═══ RECORDS SHOWN ═══

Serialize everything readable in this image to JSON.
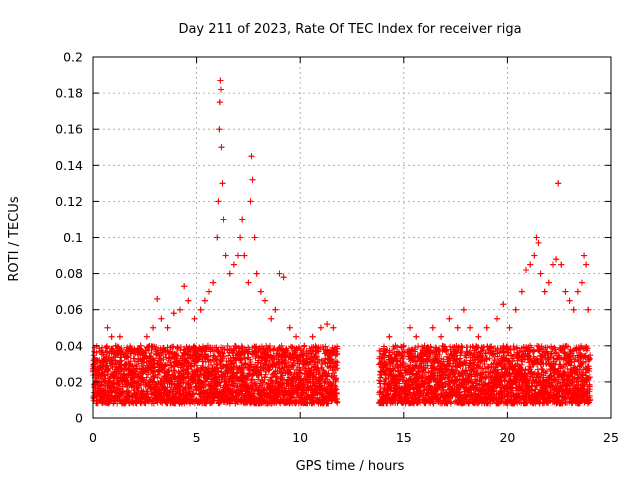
{
  "chart_data": {
    "type": "scatter",
    "title": "Day 211 of 2023, Rate Of TEC Index for receiver riga",
    "xlabel": "GPS time / hours",
    "ylabel": "ROTI / TECUs",
    "xlim": [
      0,
      25
    ],
    "ylim": [
      0,
      0.2
    ],
    "xticks": [
      0,
      5,
      10,
      15,
      20,
      25
    ],
    "yticks": [
      0,
      0.02,
      0.04,
      0.06,
      0.08,
      0.1,
      0.12,
      0.14,
      0.16,
      0.18,
      0.2
    ],
    "xtick_labels": [
      "0",
      "5",
      "10",
      "15",
      "20",
      "25"
    ],
    "ytick_labels": [
      "0",
      "0.02",
      "0.04",
      "0.06",
      "0.08",
      "0.1",
      "0.12",
      "0.14",
      "0.16",
      "0.18",
      "0.2"
    ],
    "grid": true,
    "marker": "+",
    "series_color": "#ff0000",
    "data_gap_hours": [
      11.8,
      13.8
    ],
    "points": [
      [
        0.1,
        0.03
      ],
      [
        0.3,
        0.025
      ],
      [
        0.5,
        0.035
      ],
      [
        0.7,
        0.05
      ],
      [
        0.9,
        0.045
      ],
      [
        1.1,
        0.04
      ],
      [
        1.3,
        0.045
      ],
      [
        1.6,
        0.03
      ],
      [
        2.0,
        0.038
      ],
      [
        2.3,
        0.04
      ],
      [
        2.6,
        0.045
      ],
      [
        2.9,
        0.05
      ],
      [
        3.1,
        0.066
      ],
      [
        3.3,
        0.055
      ],
      [
        3.6,
        0.05
      ],
      [
        3.9,
        0.058
      ],
      [
        4.2,
        0.06
      ],
      [
        4.4,
        0.073
      ],
      [
        4.6,
        0.065
      ],
      [
        4.9,
        0.055
      ],
      [
        5.2,
        0.06
      ],
      [
        5.4,
        0.065
      ],
      [
        5.6,
        0.07
      ],
      [
        5.8,
        0.075
      ],
      [
        6.0,
        0.1
      ],
      [
        6.05,
        0.12
      ],
      [
        6.1,
        0.16
      ],
      [
        6.12,
        0.175
      ],
      [
        6.15,
        0.187
      ],
      [
        6.18,
        0.182
      ],
      [
        6.2,
        0.15
      ],
      [
        6.25,
        0.13
      ],
      [
        6.3,
        0.11
      ],
      [
        6.4,
        0.09
      ],
      [
        6.6,
        0.08
      ],
      [
        6.8,
        0.085
      ],
      [
        7.0,
        0.09
      ],
      [
        7.1,
        0.1
      ],
      [
        7.2,
        0.11
      ],
      [
        7.3,
        0.09
      ],
      [
        7.5,
        0.075
      ],
      [
        7.6,
        0.12
      ],
      [
        7.65,
        0.145
      ],
      [
        7.7,
        0.132
      ],
      [
        7.8,
        0.1
      ],
      [
        7.9,
        0.08
      ],
      [
        8.1,
        0.07
      ],
      [
        8.3,
        0.065
      ],
      [
        8.6,
        0.055
      ],
      [
        8.8,
        0.06
      ],
      [
        9.0,
        0.08
      ],
      [
        9.2,
        0.078
      ],
      [
        9.5,
        0.05
      ],
      [
        9.8,
        0.045
      ],
      [
        10.2,
        0.04
      ],
      [
        10.6,
        0.045
      ],
      [
        11.0,
        0.05
      ],
      [
        11.3,
        0.052
      ],
      [
        11.6,
        0.05
      ],
      [
        14.0,
        0.035
      ],
      [
        14.3,
        0.045
      ],
      [
        14.6,
        0.04
      ],
      [
        15.0,
        0.04
      ],
      [
        15.3,
        0.05
      ],
      [
        15.6,
        0.045
      ],
      [
        16.0,
        0.04
      ],
      [
        16.4,
        0.05
      ],
      [
        16.8,
        0.045
      ],
      [
        17.2,
        0.055
      ],
      [
        17.6,
        0.05
      ],
      [
        17.9,
        0.06
      ],
      [
        18.2,
        0.05
      ],
      [
        18.6,
        0.045
      ],
      [
        19.0,
        0.05
      ],
      [
        19.5,
        0.055
      ],
      [
        19.8,
        0.063
      ],
      [
        20.1,
        0.05
      ],
      [
        20.4,
        0.06
      ],
      [
        20.7,
        0.07
      ],
      [
        20.9,
        0.082
      ],
      [
        21.1,
        0.085
      ],
      [
        21.3,
        0.09
      ],
      [
        21.4,
        0.1
      ],
      [
        21.5,
        0.097
      ],
      [
        21.6,
        0.08
      ],
      [
        21.8,
        0.07
      ],
      [
        22.0,
        0.075
      ],
      [
        22.2,
        0.085
      ],
      [
        22.35,
        0.088
      ],
      [
        22.45,
        0.13
      ],
      [
        22.6,
        0.085
      ],
      [
        22.8,
        0.07
      ],
      [
        23.0,
        0.065
      ],
      [
        23.2,
        0.06
      ],
      [
        23.4,
        0.07
      ],
      [
        23.6,
        0.075
      ],
      [
        23.7,
        0.09
      ],
      [
        23.8,
        0.085
      ],
      [
        23.9,
        0.06
      ]
    ],
    "band": {
      "description_ranges": [
        [
          0.0,
          11.8
        ],
        [
          13.8,
          24.0
        ]
      ],
      "typical_min": 0.008,
      "typical_max": 0.04
    }
  }
}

═══

§ **WORK TO COMPLETE**:
Leave out the pictures and transcribe everything else exactly.

§ **EXERCISE OUTPUT**:
Serialize everything readable in this image to JSON.
{
  "chart_data": {
    "type": "scatter",
    "title": "Day 211 of 2023, Rate Of TEC Index for receiver riga",
    "xlabel": "GPS time / hours",
    "ylabel": "ROTI / TECUs",
    "xlim": [
      0,
      25
    ],
    "ylim": [
      0,
      0.2
    ],
    "xticks": [
      0,
      5,
      10,
      15,
      20,
      25
    ],
    "yticks": [
      0,
      0.02,
      0.04,
      0.06,
      0.08,
      0.1,
      0.12,
      0.14,
      0.16,
      0.18,
      0.2
    ],
    "xtick_labels": [
      "0",
      "5",
      "10",
      "15",
      "20",
      "25"
    ],
    "ytick_labels": [
      "0",
      "0.02",
      "0.04",
      "0.06",
      "0.08",
      "0.1",
      "0.12",
      "0.14",
      "0.16",
      "0.18",
      "0.2"
    ],
    "grid": true,
    "marker": "+",
    "series_color": "#ff0000",
    "data_gap_hours": [
      11.8,
      13.8
    ],
    "points": [
      [
        0.1,
        0.03
      ],
      [
        0.3,
        0.025
      ],
      [
        0.5,
        0.035
      ],
      [
        0.7,
        0.05
      ],
      [
        0.9,
        0.045
      ],
      [
        1.1,
        0.04
      ],
      [
        1.3,
        0.045
      ],
      [
        1.6,
        0.03
      ],
      [
        2.0,
        0.038
      ],
      [
        2.3,
        0.04
      ],
      [
        2.6,
        0.045
      ],
      [
        2.9,
        0.05
      ],
      [
        3.1,
        0.066
      ],
      [
        3.3,
        0.055
      ],
      [
        3.6,
        0.05
      ],
      [
        3.9,
        0.058
      ],
      [
        4.2,
        0.06
      ],
      [
        4.4,
        0.073
      ],
      [
        4.6,
        0.065
      ],
      [
        4.9,
        0.055
      ],
      [
        5.2,
        0.06
      ],
      [
        5.4,
        0.065
      ],
      [
        5.6,
        0.07
      ],
      [
        5.8,
        0.075
      ],
      [
        6.0,
        0.1
      ],
      [
        6.05,
        0.12
      ],
      [
        6.1,
        0.16
      ],
      [
        6.12,
        0.175
      ],
      [
        6.15,
        0.187
      ],
      [
        6.18,
        0.182
      ],
      [
        6.2,
        0.15
      ],
      [
        6.25,
        0.13
      ],
      [
        6.3,
        0.11
      ],
      [
        6.4,
        0.09
      ],
      [
        6.6,
        0.08
      ],
      [
        6.8,
        0.085
      ],
      [
        7.0,
        0.09
      ],
      [
        7.1,
        0.1
      ],
      [
        7.2,
        0.11
      ],
      [
        7.3,
        0.09
      ],
      [
        7.5,
        0.075
      ],
      [
        7.6,
        0.12
      ],
      [
        7.65,
        0.145
      ],
      [
        7.7,
        0.132
      ],
      [
        7.8,
        0.1
      ],
      [
        7.9,
        0.08
      ],
      [
        8.1,
        0.07
      ],
      [
        8.3,
        0.065
      ],
      [
        8.6,
        0.055
      ],
      [
        8.8,
        0.06
      ],
      [
        9.0,
        0.08
      ],
      [
        9.2,
        0.078
      ],
      [
        9.5,
        0.05
      ],
      [
        9.8,
        0.045
      ],
      [
        10.2,
        0.04
      ],
      [
        10.6,
        0.045
      ],
      [
        11.0,
        0.05
      ],
      [
        11.3,
        0.052
      ],
      [
        11.6,
        0.05
      ],
      [
        14.0,
        0.035
      ],
      [
        14.3,
        0.045
      ],
      [
        14.6,
        0.04
      ],
      [
        15.0,
        0.04
      ],
      [
        15.3,
        0.05
      ],
      [
        15.6,
        0.045
      ],
      [
        16.0,
        0.04
      ],
      [
        16.4,
        0.05
      ],
      [
        16.8,
        0.045
      ],
      [
        17.2,
        0.055
      ],
      [
        17.6,
        0.05
      ],
      [
        17.9,
        0.06
      ],
      [
        18.2,
        0.05
      ],
      [
        18.6,
        0.045
      ],
      [
        19.0,
        0.05
      ],
      [
        19.5,
        0.055
      ],
      [
        19.8,
        0.063
      ],
      [
        20.1,
        0.05
      ],
      [
        20.4,
        0.06
      ],
      [
        20.7,
        0.07
      ],
      [
        20.9,
        0.082
      ],
      [
        21.1,
        0.085
      ],
      [
        21.3,
        0.09
      ],
      [
        21.4,
        0.1
      ],
      [
        21.5,
        0.097
      ],
      [
        21.6,
        0.08
      ],
      [
        21.8,
        0.07
      ],
      [
        22.0,
        0.075
      ],
      [
        22.2,
        0.085
      ],
      [
        22.35,
        0.088
      ],
      [
        22.45,
        0.13
      ],
      [
        22.6,
        0.085
      ],
      [
        22.8,
        0.07
      ],
      [
        23.0,
        0.065
      ],
      [
        23.2,
        0.06
      ],
      [
        23.4,
        0.07
      ],
      [
        23.6,
        0.075
      ],
      [
        23.7,
        0.09
      ],
      [
        23.8,
        0.085
      ],
      [
        23.9,
        0.06
      ]
    ],
    "band": {
      "description_ranges": [
        [
          0.0,
          11.8
        ],
        [
          13.8,
          24.0
        ]
      ],
      "typical_min": 0.008,
      "typical_max": 0.04
    }
  }
}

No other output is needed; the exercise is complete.